THE TASK
Copy each line that holds "organization".

DATASET CONTENT
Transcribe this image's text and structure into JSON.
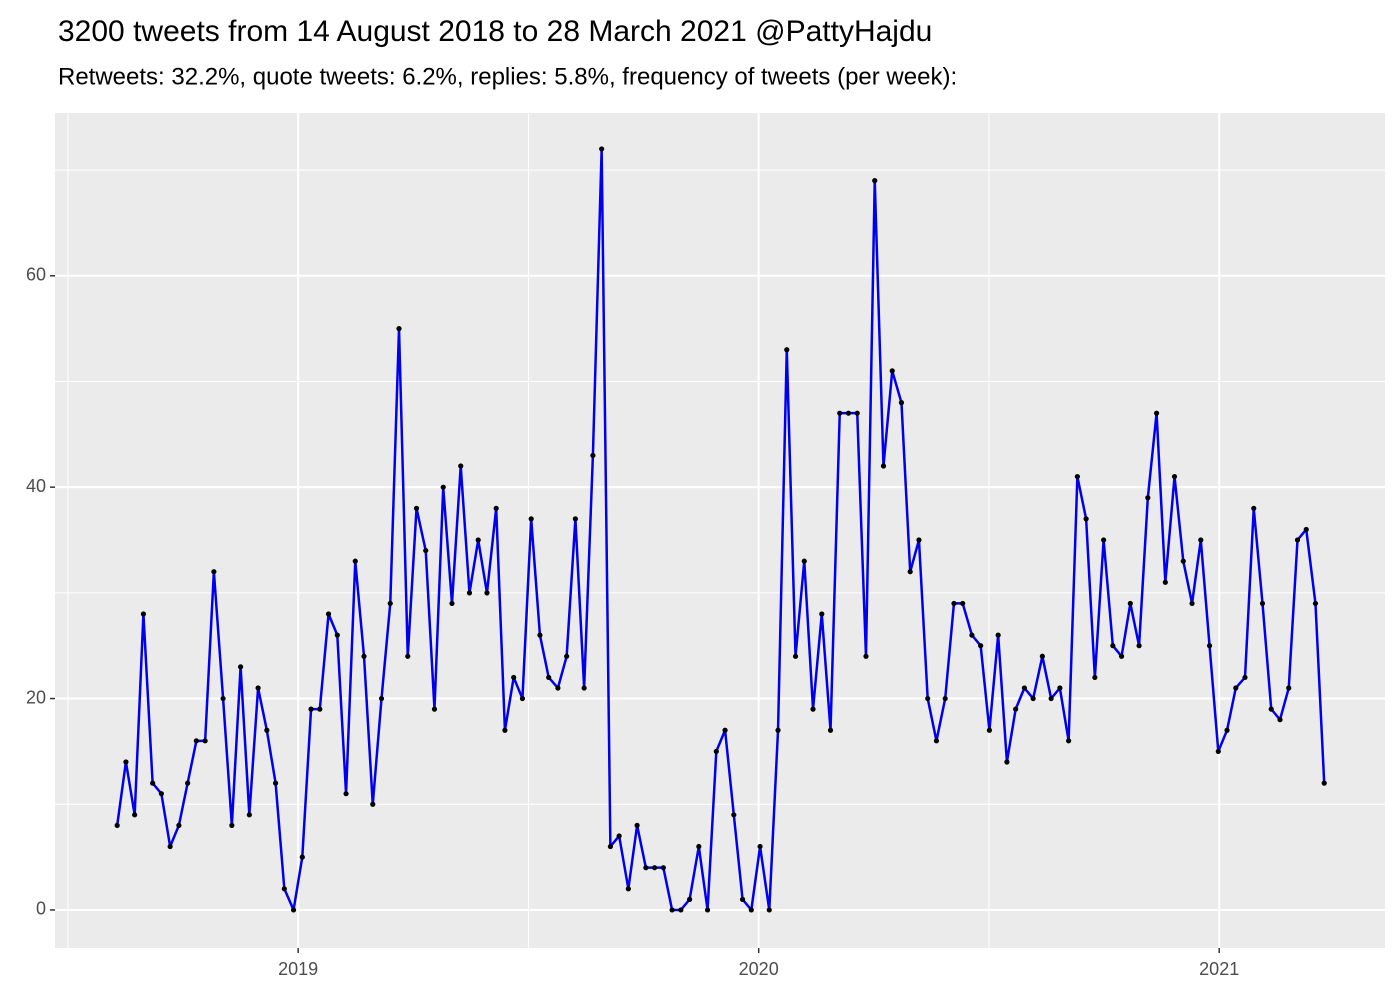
{
  "chart_data": {
    "type": "line",
    "title": "3200 tweets from 14 August 2018 to 28 March 2021 @PattyHajdu",
    "subtitle": "Retweets: 32.2%, quote tweets: 6.2%, replies: 5.8%, frequency of tweets (per week):",
    "x": [
      2018.607,
      2018.626,
      2018.645,
      2018.664,
      2018.684,
      2018.703,
      2018.722,
      2018.741,
      2018.76,
      2018.779,
      2018.798,
      2018.817,
      2018.837,
      2018.856,
      2018.875,
      2018.894,
      2018.913,
      2018.932,
      2018.951,
      2018.97,
      2018.99,
      2019.009,
      2019.028,
      2019.047,
      2019.066,
      2019.085,
      2019.104,
      2019.124,
      2019.143,
      2019.162,
      2019.181,
      2019.2,
      2019.219,
      2019.238,
      2019.257,
      2019.277,
      2019.296,
      2019.315,
      2019.334,
      2019.353,
      2019.372,
      2019.391,
      2019.41,
      2019.43,
      2019.449,
      2019.468,
      2019.487,
      2019.506,
      2019.525,
      2019.544,
      2019.564,
      2019.583,
      2019.602,
      2019.621,
      2019.64,
      2019.659,
      2019.678,
      2019.697,
      2019.717,
      2019.736,
      2019.755,
      2019.774,
      2019.793,
      2019.812,
      2019.831,
      2019.85,
      2019.87,
      2019.889,
      2019.908,
      2019.927,
      2019.946,
      2019.965,
      2019.984,
      2020.003,
      2020.023,
      2020.042,
      2020.061,
      2020.08,
      2020.099,
      2020.118,
      2020.137,
      2020.156,
      2020.176,
      2020.195,
      2020.214,
      2020.233,
      2020.252,
      2020.271,
      2020.29,
      2020.31,
      2020.329,
      2020.348,
      2020.367,
      2020.386,
      2020.405,
      2020.424,
      2020.443,
      2020.463,
      2020.482,
      2020.501,
      2020.52,
      2020.539,
      2020.558,
      2020.577,
      2020.596,
      2020.616,
      2020.635,
      2020.654,
      2020.673,
      2020.692,
      2020.711,
      2020.73,
      2020.749,
      2020.769,
      2020.788,
      2020.807,
      2020.826,
      2020.845,
      2020.864,
      2020.883,
      2020.903,
      2020.922,
      2020.941,
      2020.96,
      2020.979,
      2020.998,
      2021.017,
      2021.036,
      2021.056,
      2021.075,
      2021.094,
      2021.113,
      2021.132,
      2021.151,
      2021.17,
      2021.189,
      2021.209,
      2021.228
    ],
    "values": [
      8,
      14,
      9,
      28,
      12,
      11,
      6,
      8,
      12,
      16,
      16,
      32,
      20,
      8,
      23,
      9,
      21,
      17,
      12,
      2,
      0,
      5,
      19,
      19,
      28,
      26,
      11,
      33,
      24,
      10,
      20,
      29,
      55,
      24,
      38,
      34,
      19,
      40,
      29,
      42,
      30,
      35,
      30,
      38,
      17,
      22,
      20,
      37,
      26,
      22,
      21,
      24,
      37,
      21,
      43,
      72,
      6,
      7,
      2,
      8,
      4,
      4,
      4,
      0,
      0,
      1,
      6,
      0,
      15,
      17,
      9,
      1,
      0,
      6,
      0,
      17,
      53,
      24,
      33,
      19,
      28,
      17,
      47,
      47,
      47,
      24,
      69,
      42,
      51,
      48,
      32,
      35,
      20,
      16,
      20,
      29,
      29,
      26,
      25,
      17,
      26,
      14,
      19,
      21,
      20,
      24,
      20,
      21,
      16,
      41,
      37,
      22,
      35,
      25,
      24,
      29,
      25,
      39,
      47,
      31,
      41,
      33,
      29,
      35,
      25,
      15,
      17,
      21,
      22,
      38,
      29,
      19,
      18,
      21,
      35,
      36,
      29,
      12
    ],
    "color": "#0000ee",
    "point_color": "#000000",
    "xlim": [
      2018.472,
      2021.36
    ],
    "xticks": [
      2019,
      2020,
      2021
    ],
    "ylim": [
      -3.6,
      75.4
    ],
    "yticks": [
      0,
      20,
      40,
      60
    ],
    "grid": true
  }
}
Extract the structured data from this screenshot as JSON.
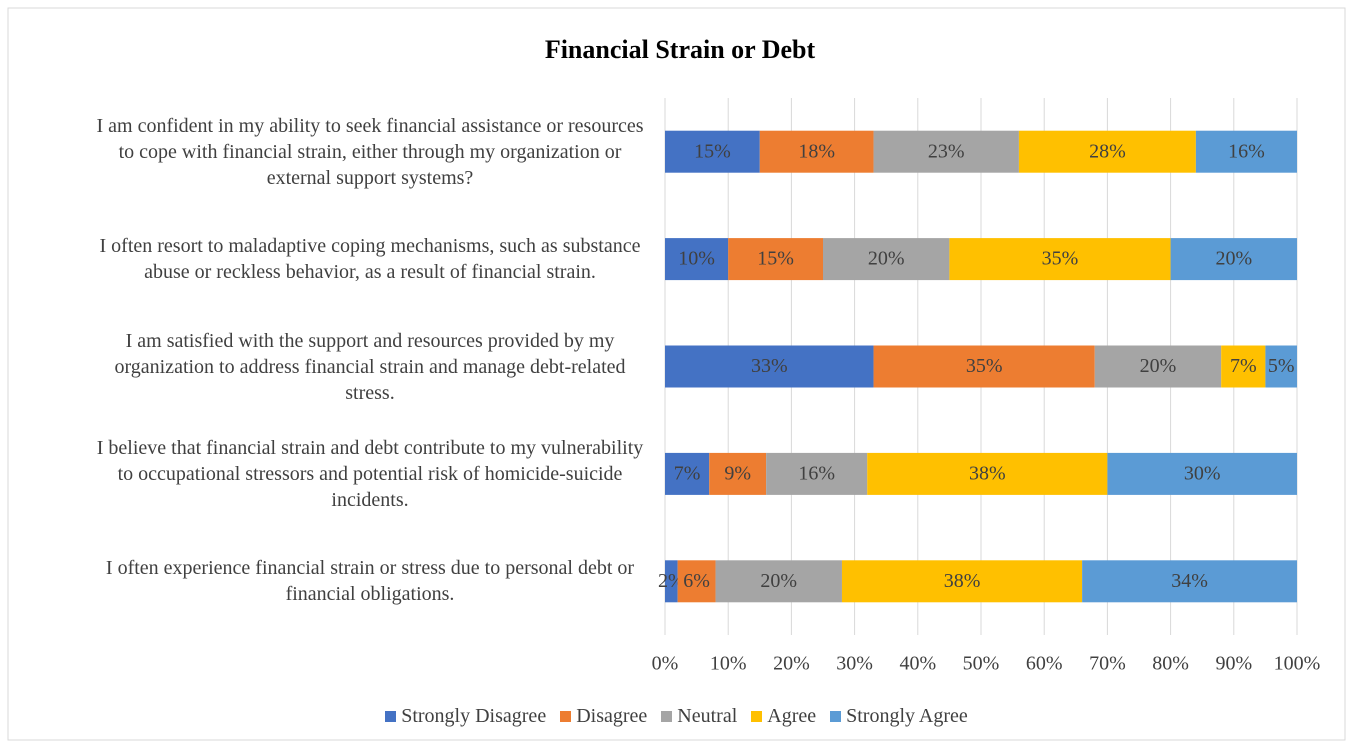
{
  "chart_data": {
    "type": "stacked_bar_horizontal",
    "title": "Financial Strain or Debt",
    "categories": [
      "I am confident in my ability to seek financial assistance or resources to cope with financial strain, either through my organization or external support systems?",
      "I often resort to maladaptive coping mechanisms, such as substance abuse or reckless behavior, as a result of financial strain.",
      "I am satisfied with the support and resources provided by my organization to address financial strain and manage debt-related stress.",
      "I believe that financial strain and debt contribute to my vulnerability to occupational stressors and potential risk of homicide-suicide incidents.",
      "I often experience financial strain or stress due to personal debt or financial obligations."
    ],
    "series": [
      {
        "name": "Strongly Disagree",
        "color": "#4472c4",
        "values": [
          15,
          10,
          33,
          7,
          2
        ],
        "value_labels": [
          "15%",
          "10%",
          "33%",
          "7%",
          "2%"
        ]
      },
      {
        "name": "Disagree",
        "color": "#ed7d31",
        "values": [
          18,
          15,
          35,
          9,
          6
        ],
        "value_labels": [
          "18%",
          "15%",
          "35%",
          "9%",
          "6%"
        ]
      },
      {
        "name": "Neutral",
        "color": "#a5a5a5",
        "values": [
          23,
          20,
          20,
          16,
          20
        ],
        "value_labels": [
          "23%",
          "20%",
          "20%",
          "16%",
          "20%"
        ]
      },
      {
        "name": "Agree",
        "color": "#ffc000",
        "values": [
          28,
          35,
          7,
          38,
          38
        ],
        "value_labels": [
          "28%",
          "35%",
          "7%",
          "38%",
          "38%"
        ]
      },
      {
        "name": "Strongly Agree",
        "color": "#5b9bd5",
        "values": [
          16,
          20,
          5,
          30,
          34
        ],
        "value_labels": [
          "16%",
          "20%",
          "5%",
          "30%",
          "34%"
        ]
      }
    ],
    "xlim": [
      0,
      100
    ],
    "xticks": [
      {
        "value": 0,
        "label": "0%"
      },
      {
        "value": 10,
        "label": "10%"
      },
      {
        "value": 20,
        "label": "20%"
      },
      {
        "value": 30,
        "label": "30%"
      },
      {
        "value": 40,
        "label": "40%"
      },
      {
        "value": 50,
        "label": "50%"
      },
      {
        "value": 60,
        "label": "60%"
      },
      {
        "value": 70,
        "label": "70%"
      },
      {
        "value": 80,
        "label": "80%"
      },
      {
        "value": 90,
        "label": "90%"
      },
      {
        "value": 100,
        "label": "100%"
      }
    ],
    "grid": true,
    "legend": "bottom"
  }
}
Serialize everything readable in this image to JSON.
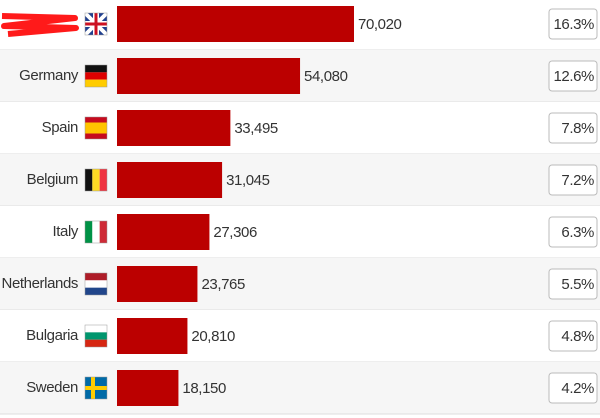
{
  "chart_data": {
    "type": "bar",
    "orientation": "horizontal",
    "categories": [
      null,
      "Germany",
      "Spain",
      "Belgium",
      "Italy",
      "Netherlands",
      "Bulgaria",
      "Sweden"
    ],
    "values": [
      70020,
      54080,
      33495,
      31045,
      27306,
      23765,
      20810,
      18150
    ],
    "value_labels": [
      "70,020",
      "54,080",
      "33,495",
      "31,045",
      "27,306",
      "23,765",
      "20,810",
      "18,150"
    ],
    "color": "#bb0000",
    "shares": [
      16.3,
      12.6,
      7.8,
      7.2,
      6.3,
      5.5,
      4.8,
      4.2
    ],
    "share_labels": [
      "16.3%",
      "12.6%",
      "7.8%",
      "7.2%",
      "6.3%",
      "5.5%",
      "4.8%",
      "4.2%"
    ]
  }
}
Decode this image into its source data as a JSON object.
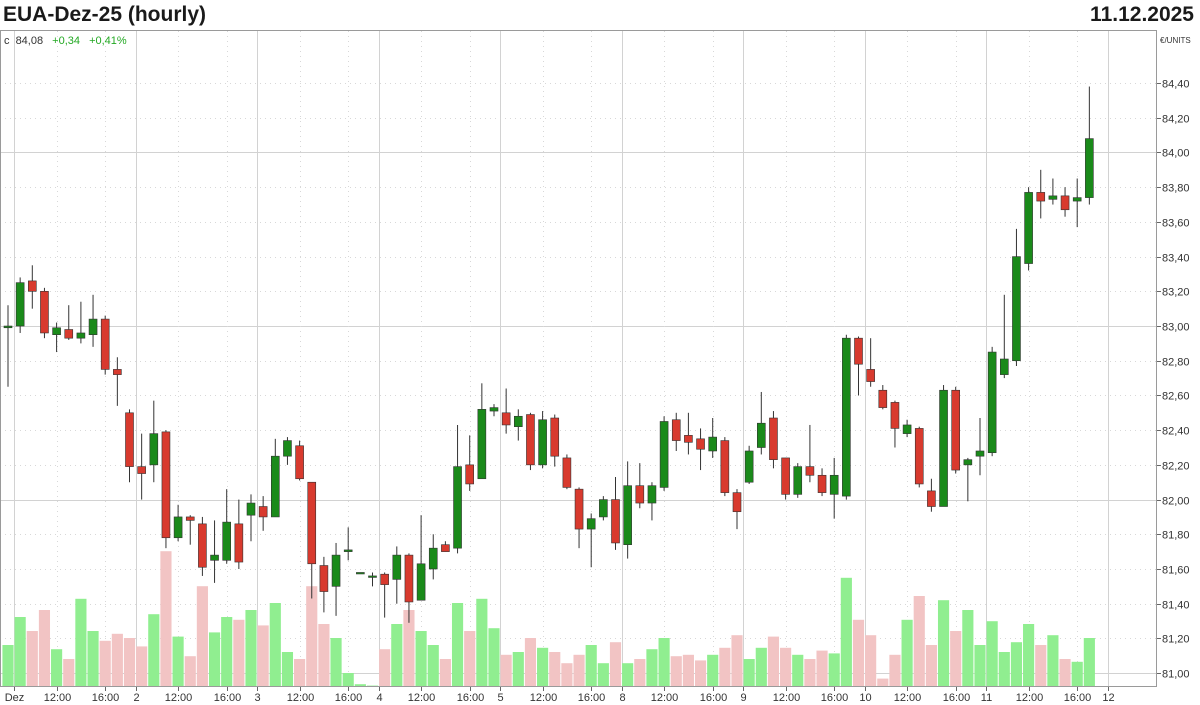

RESPONSE TO THE TASK
      "I am confident in my ability to seek financial assistance or resources to cope with financial strain, either through my organization or external support systems?",
      "I am satisfied with the support and resources provided by my organization to address financial strain and manage debt-related stress.",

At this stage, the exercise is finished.